WRITTEN REQUEST: Write out the whole listing again, exactly as given.

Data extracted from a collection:
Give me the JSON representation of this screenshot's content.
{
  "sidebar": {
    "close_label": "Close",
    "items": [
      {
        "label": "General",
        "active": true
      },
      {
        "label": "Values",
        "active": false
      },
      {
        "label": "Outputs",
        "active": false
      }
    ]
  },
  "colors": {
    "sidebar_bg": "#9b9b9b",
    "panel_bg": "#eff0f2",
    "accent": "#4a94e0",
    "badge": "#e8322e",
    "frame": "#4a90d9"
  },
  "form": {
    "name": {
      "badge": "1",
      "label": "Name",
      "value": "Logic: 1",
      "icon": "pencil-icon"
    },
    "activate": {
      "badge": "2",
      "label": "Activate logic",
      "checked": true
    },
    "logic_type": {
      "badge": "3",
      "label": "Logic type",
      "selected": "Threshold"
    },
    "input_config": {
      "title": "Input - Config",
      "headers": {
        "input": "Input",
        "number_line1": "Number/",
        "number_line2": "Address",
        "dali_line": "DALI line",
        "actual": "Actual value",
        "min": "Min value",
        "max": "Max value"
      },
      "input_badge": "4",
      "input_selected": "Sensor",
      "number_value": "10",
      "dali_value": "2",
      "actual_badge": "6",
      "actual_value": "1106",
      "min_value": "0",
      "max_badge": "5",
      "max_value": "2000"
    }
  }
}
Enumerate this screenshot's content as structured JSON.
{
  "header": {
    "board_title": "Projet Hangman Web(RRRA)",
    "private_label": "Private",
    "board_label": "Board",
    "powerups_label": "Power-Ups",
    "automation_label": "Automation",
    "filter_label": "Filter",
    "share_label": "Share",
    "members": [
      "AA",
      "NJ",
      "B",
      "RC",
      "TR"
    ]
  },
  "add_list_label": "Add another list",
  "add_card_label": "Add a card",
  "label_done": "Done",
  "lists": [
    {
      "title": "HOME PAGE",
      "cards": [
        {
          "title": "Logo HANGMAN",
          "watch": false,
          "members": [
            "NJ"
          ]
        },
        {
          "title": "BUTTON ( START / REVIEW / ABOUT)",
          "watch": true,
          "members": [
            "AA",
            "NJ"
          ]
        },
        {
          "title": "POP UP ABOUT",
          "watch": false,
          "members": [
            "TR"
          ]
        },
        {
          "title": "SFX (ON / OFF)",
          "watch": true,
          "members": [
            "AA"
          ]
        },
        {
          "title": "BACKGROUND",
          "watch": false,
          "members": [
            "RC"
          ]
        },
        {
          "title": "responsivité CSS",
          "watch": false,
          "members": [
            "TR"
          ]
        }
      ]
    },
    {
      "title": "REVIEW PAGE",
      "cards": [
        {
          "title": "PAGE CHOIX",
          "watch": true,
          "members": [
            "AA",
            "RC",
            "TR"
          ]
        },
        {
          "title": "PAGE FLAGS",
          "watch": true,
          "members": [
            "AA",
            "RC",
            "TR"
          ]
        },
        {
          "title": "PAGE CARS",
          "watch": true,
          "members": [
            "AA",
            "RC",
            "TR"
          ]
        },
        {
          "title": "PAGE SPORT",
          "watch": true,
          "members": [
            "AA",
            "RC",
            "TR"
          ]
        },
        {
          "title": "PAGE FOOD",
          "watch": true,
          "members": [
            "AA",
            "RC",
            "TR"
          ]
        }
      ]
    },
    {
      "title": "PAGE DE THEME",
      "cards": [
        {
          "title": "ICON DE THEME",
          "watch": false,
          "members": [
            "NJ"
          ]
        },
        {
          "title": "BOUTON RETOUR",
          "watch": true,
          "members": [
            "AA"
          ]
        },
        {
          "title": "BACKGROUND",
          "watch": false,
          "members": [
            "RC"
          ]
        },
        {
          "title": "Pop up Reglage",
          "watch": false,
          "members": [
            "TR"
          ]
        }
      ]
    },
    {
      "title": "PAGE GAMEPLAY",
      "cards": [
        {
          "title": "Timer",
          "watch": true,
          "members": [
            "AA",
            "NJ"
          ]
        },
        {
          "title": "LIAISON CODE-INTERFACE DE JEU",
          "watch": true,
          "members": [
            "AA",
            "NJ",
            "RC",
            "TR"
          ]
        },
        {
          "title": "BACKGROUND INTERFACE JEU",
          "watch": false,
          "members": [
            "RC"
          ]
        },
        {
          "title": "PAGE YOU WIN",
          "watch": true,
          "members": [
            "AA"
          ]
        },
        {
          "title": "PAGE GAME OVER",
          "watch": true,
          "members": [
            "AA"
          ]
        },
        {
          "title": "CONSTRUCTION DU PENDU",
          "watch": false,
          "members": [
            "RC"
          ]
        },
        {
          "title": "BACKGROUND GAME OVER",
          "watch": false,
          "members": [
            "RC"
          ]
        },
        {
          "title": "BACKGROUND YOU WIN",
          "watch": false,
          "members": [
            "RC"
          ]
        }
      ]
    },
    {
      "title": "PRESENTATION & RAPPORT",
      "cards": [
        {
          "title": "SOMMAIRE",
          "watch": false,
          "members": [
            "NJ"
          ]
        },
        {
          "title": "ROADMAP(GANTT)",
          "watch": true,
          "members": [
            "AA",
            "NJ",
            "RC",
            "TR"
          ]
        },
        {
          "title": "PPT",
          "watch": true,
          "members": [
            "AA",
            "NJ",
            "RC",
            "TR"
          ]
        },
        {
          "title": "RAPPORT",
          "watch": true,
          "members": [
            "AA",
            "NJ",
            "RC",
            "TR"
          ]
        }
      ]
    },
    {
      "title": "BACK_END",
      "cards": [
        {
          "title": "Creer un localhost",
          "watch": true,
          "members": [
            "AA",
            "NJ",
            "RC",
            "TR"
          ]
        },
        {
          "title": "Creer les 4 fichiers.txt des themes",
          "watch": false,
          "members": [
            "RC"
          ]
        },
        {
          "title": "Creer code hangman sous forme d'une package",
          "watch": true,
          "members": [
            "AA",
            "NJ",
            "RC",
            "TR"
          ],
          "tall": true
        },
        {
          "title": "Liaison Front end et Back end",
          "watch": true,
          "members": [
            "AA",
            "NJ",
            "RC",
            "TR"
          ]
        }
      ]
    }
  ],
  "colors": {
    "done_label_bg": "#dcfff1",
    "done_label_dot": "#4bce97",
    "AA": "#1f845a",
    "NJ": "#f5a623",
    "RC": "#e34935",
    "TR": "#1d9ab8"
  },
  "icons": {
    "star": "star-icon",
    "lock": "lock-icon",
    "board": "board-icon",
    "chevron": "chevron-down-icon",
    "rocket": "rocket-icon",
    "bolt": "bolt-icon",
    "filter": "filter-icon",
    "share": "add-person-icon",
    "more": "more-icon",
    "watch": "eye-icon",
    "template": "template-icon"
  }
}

REPLY TO THE EXERCISE:
Give me the JSON representation of this screenshot's content.
{
  "sidebar": {
    "close_label": "Close",
    "items": [
      {
        "label": "General",
        "active": true
      },
      {
        "label": "Values",
        "active": false
      },
      {
        "label": "Outputs",
        "active": false
      }
    ]
  },
  "colors": {
    "sidebar_bg": "#9b9b9b",
    "panel_bg": "#eff0f2",
    "accent": "#4a94e0",
    "badge": "#e8322e",
    "frame": "#4a90d9"
  },
  "form": {
    "name": {
      "badge": "1",
      "label": "Name",
      "value": "Logic: 1",
      "icon": "pencil-icon"
    },
    "activate": {
      "badge": "2",
      "label": "Activate logic",
      "checked": true
    },
    "logic_type": {
      "badge": "3",
      "label": "Logic type",
      "selected": "Threshold"
    },
    "input_config": {
      "title": "Input - Config",
      "headers": {
        "input": "Input",
        "number_line1": "Number/",
        "number_line2": "Address",
        "dali_line": "DALI line",
        "actual": "Actual value",
        "min": "Min value",
        "max": "Max value"
      },
      "input_badge": "4",
      "input_selected": "Sensor",
      "number_value": "10",
      "dali_value": "2",
      "actual_badge": "6",
      "actual_value": "1106",
      "min_value": "0",
      "max_badge": "5",
      "max_value": "2000"
    }
  }
}
Enumerate this screenshot's content as structured JSON.
{
  "header": {
    "board_title": "Projet Hangman Web(RRRA)",
    "private_label": "Private",
    "board_label": "Board",
    "powerups_label": "Power-Ups",
    "automation_label": "Automation",
    "filter_label": "Filter",
    "share_label": "Share",
    "members": [
      "AA",
      "NJ",
      "B",
      "RC",
      "TR"
    ]
  },
  "add_list_label": "Add another list",
  "add_card_label": "Add a card",
  "label_done": "Done",
  "lists": [
    {
      "title": "HOME PAGE",
      "cards": [
        {
          "title": "Logo HANGMAN",
          "watch": false,
          "members": [
            "NJ"
          ]
        },
        {
          "title": "BUTTON ( START / REVIEW / ABOUT)",
          "watch": true,
          "members": [
            "AA",
            "NJ"
          ]
        },
        {
          "title": "POP UP ABOUT",
          "watch": false,
          "members": [
            "TR"
          ]
        },
        {
          "title": "SFX (ON / OFF)",
          "watch": true,
          "members": [
            "AA"
          ]
        },
        {
          "title": "BACKGROUND",
          "watch": false,
          "members": [
            "RC"
          ]
        },
        {
          "title": "responsivité CSS",
          "watch": false,
          "members": [
            "TR"
          ]
        }
      ]
    },
    {
      "title": "REVIEW PAGE",
      "cards": [
        {
          "title": "PAGE CHOIX",
          "watch": true,
          "members": [
            "AA",
            "RC",
            "TR"
          ]
        },
        {
          "title": "PAGE FLAGS",
          "watch": true,
          "members": [
            "AA",
            "RC",
            "TR"
          ]
        },
        {
          "title": "PAGE CARS",
          "watch": true,
          "members": [
            "AA",
            "RC",
            "TR"
          ]
        },
        {
          "title": "PAGE SPORT",
          "watch": true,
          "members": [
            "AA",
            "RC",
            "TR"
          ]
        },
        {
          "title": "PAGE FOOD",
          "watch": true,
          "members": [
            "AA",
            "RC",
            "TR"
          ]
        }
      ]
    },
    {
      "title": "PAGE DE THEME",
      "cards": [
        {
          "title": "ICON DE THEME",
          "watch": false,
          "members": [
            "NJ"
          ]
        },
        {
          "title": "BOUTON RETOUR",
          "watch": true,
          "members": [
            "AA"
          ]
        },
        {
          "title": "BACKGROUND",
          "watch": false,
          "members": [
            "RC"
          ]
        },
        {
          "title": "Pop up Reglage",
          "watch": false,
          "members": [
            "TR"
          ]
        }
      ]
    },
    {
      "title": "PAGE GAMEPLAY",
      "cards": [
        {
          "title": "Timer",
          "watch": true,
          "members": [
            "AA",
            "NJ"
          ]
        },
        {
          "title": "LIAISON CODE-INTERFACE DE JEU",
          "watch": true,
          "members": [
            "AA",
            "NJ",
            "RC",
            "TR"
          ]
        },
        {
          "title": "BACKGROUND INTERFACE JEU",
          "watch": false,
          "members": [
            "RC"
          ]
        },
        {
          "title": "PAGE YOU WIN",
          "watch": true,
          "members": [
            "AA"
          ]
        },
        {
          "title": "PAGE GAME OVER",
          "watch": true,
          "members": [
            "AA"
          ]
        },
        {
          "title": "CONSTRUCTION DU PENDU",
          "watch": false,
          "members": [
            "RC"
          ]
        },
        {
          "title": "BACKGROUND GAME OVER",
          "watch": false,
          "members": [
            "RC"
          ]
        },
        {
          "title": "BACKGROUND YOU WIN",
          "watch": false,
          "members": [
            "RC"
          ]
        }
      ]
    },
    {
      "title": "PRESENTATION & RAPPORT",
      "cards": [
        {
          "title": "SOMMAIRE",
          "watch": false,
          "members": [
            "NJ"
          ]
        },
        {
          "title": "ROADMAP(GANTT)",
          "watch": true,
          "members": [
            "AA",
            "NJ",
            "RC",
            "TR"
          ]
        },
        {
          "title": "PPT",
          "watch": true,
          "members": [
            "AA",
            "NJ",
            "RC",
            "TR"
          ]
        },
        {
          "title": "RAPPORT",
          "watch": true,
          "members": [
            "AA",
            "NJ",
            "RC",
            "TR"
          ]
        }
      ]
    },
    {
      "title": "BACK_END",
      "cards": [
        {
          "title": "Creer un localhost",
          "watch": true,
          "members": [
            "AA",
            "NJ",
            "RC",
            "TR"
          ]
        },
        {
          "title": "Creer les 4 fichiers.txt des themes",
          "watch": false,
          "members": [
            "RC"
          ]
        },
        {
          "title": "Creer code hangman sous forme d'une package",
          "watch": true,
          "members": [
            "AA",
            "NJ",
            "RC",
            "TR"
          ],
          "tall": true
        },
        {
          "title": "Liaison Front end et Back end",
          "watch": true,
          "members": [
            "AA",
            "NJ",
            "RC",
            "TR"
          ]
        }
      ]
    }
  ],
  "colors": {
    "done_label_bg": "#dcfff1",
    "done_label_dot": "#4bce97",
    "AA": "#1f845a",
    "NJ": "#f5a623",
    "RC": "#e34935",
    "TR": "#1d9ab8"
  },
  "icons": {
    "star": "star-icon",
    "lock": "lock-icon",
    "board": "board-icon",
    "chevron": "chevron-down-icon",
    "rocket": "rocket-icon",
    "bolt": "bolt-icon",
    "filter": "filter-icon",
    "share": "add-person-icon",
    "more": "more-icon",
    "watch": "eye-icon",
    "template": "template-icon"
  }
}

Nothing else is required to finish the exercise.